**TASK:**
Leave out the images; return the rest of the data exactly.

::: THE RECORDS :::

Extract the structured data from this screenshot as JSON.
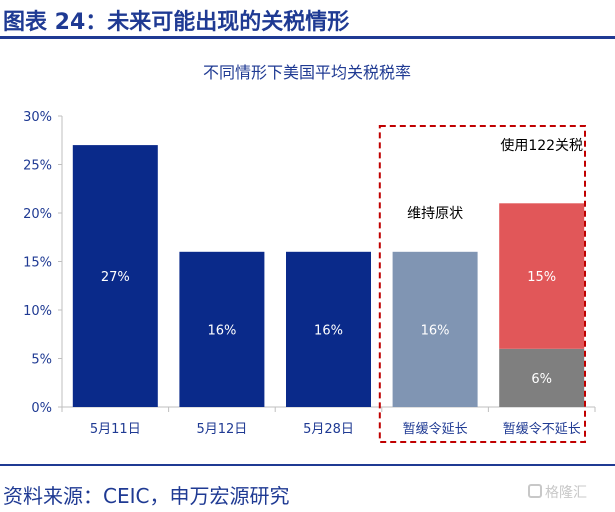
{
  "figure": {
    "header": "图表 24：未来可能出现的关税情形",
    "source": "资料来源：CEIC，申万宏源研究",
    "watermark": "格隆汇"
  },
  "colors": {
    "brand_blue": "#1f3a93",
    "bar_navy": "#0a2a8a",
    "bar_steel": "#8095b3",
    "bar_red": "#e15759",
    "bar_gray": "#7f7f7f",
    "highlight_box": "#c00000"
  },
  "chart_data": {
    "type": "bar",
    "stacked": true,
    "title": "不同情形下美国平均关税税率",
    "xlabel": "",
    "ylabel": "",
    "ylim": [
      0,
      30
    ],
    "yticks": [
      "0%",
      "5%",
      "10%",
      "15%",
      "20%",
      "25%",
      "30%"
    ],
    "yticks_values": [
      0,
      5,
      10,
      15,
      20,
      25,
      30
    ],
    "grid": false,
    "categories": [
      "5月11日",
      "5月12日",
      "5月28日",
      "暂缓令延长",
      "暂缓令不延长"
    ],
    "segments": [
      {
        "category": "5月11日",
        "value": 27,
        "base": 0,
        "label": "27%",
        "color": "#0a2a8a"
      },
      {
        "category": "5月12日",
        "value": 16,
        "base": 0,
        "label": "16%",
        "color": "#0a2a8a"
      },
      {
        "category": "5月28日",
        "value": 16,
        "base": 0,
        "label": "16%",
        "color": "#0a2a8a"
      },
      {
        "category": "暂缓令延长",
        "value": 16,
        "base": 0,
        "label": "16%",
        "color": "#8095b3"
      },
      {
        "category": "暂缓令不延长",
        "value": 6,
        "base": 0,
        "label": "6%",
        "color": "#7f7f7f"
      },
      {
        "category": "暂缓令不延长",
        "value": 15,
        "base": 6,
        "label": "15%",
        "color": "#e15759"
      }
    ],
    "annotations": [
      {
        "text": "维持原状",
        "category": "暂缓令延长",
        "at_value": 20
      },
      {
        "text": "使用122关税",
        "category": "暂缓令不延长",
        "at_value": 27
      }
    ],
    "highlight": {
      "from_category": "暂缓令延长",
      "to_category": "暂缓令不延长",
      "style": "dashed"
    }
  }
}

:::

**SOLUTION BELOW:**
Extract the structured data from this screenshot as JSON.
{
  "figure": {
    "header": "图表 24：未来可能出现的关税情形",
    "source": "资料来源：CEIC，申万宏源研究",
    "watermark": "格隆汇"
  },
  "colors": {
    "brand_blue": "#1f3a93",
    "bar_navy": "#0a2a8a",
    "bar_steel": "#8095b3",
    "bar_red": "#e15759",
    "bar_gray": "#7f7f7f",
    "highlight_box": "#c00000"
  },
  "chart_data": {
    "type": "bar",
    "stacked": true,
    "title": "不同情形下美国平均关税税率",
    "xlabel": "",
    "ylabel": "",
    "ylim": [
      0,
      30
    ],
    "yticks": [
      "0%",
      "5%",
      "10%",
      "15%",
      "20%",
      "25%",
      "30%"
    ],
    "yticks_values": [
      0,
      5,
      10,
      15,
      20,
      25,
      30
    ],
    "grid": false,
    "categories": [
      "5月11日",
      "5月12日",
      "5月28日",
      "暂缓令延长",
      "暂缓令不延长"
    ],
    "segments": [
      {
        "category": "5月11日",
        "value": 27,
        "base": 0,
        "label": "27%",
        "color": "#0a2a8a"
      },
      {
        "category": "5月12日",
        "value": 16,
        "base": 0,
        "label": "16%",
        "color": "#0a2a8a"
      },
      {
        "category": "5月28日",
        "value": 16,
        "base": 0,
        "label": "16%",
        "color": "#0a2a8a"
      },
      {
        "category": "暂缓令延长",
        "value": 16,
        "base": 0,
        "label": "16%",
        "color": "#8095b3"
      },
      {
        "category": "暂缓令不延长",
        "value": 6,
        "base": 0,
        "label": "6%",
        "color": "#7f7f7f"
      },
      {
        "category": "暂缓令不延长",
        "value": 15,
        "base": 6,
        "label": "15%",
        "color": "#e15759"
      }
    ],
    "annotations": [
      {
        "text": "维持原状",
        "category": "暂缓令延长",
        "at_value": 20
      },
      {
        "text": "使用122关税",
        "category": "暂缓令不延长",
        "at_value": 27
      }
    ],
    "highlight": {
      "from_category": "暂缓令延长",
      "to_category": "暂缓令不延长",
      "style": "dashed"
    }
  }
}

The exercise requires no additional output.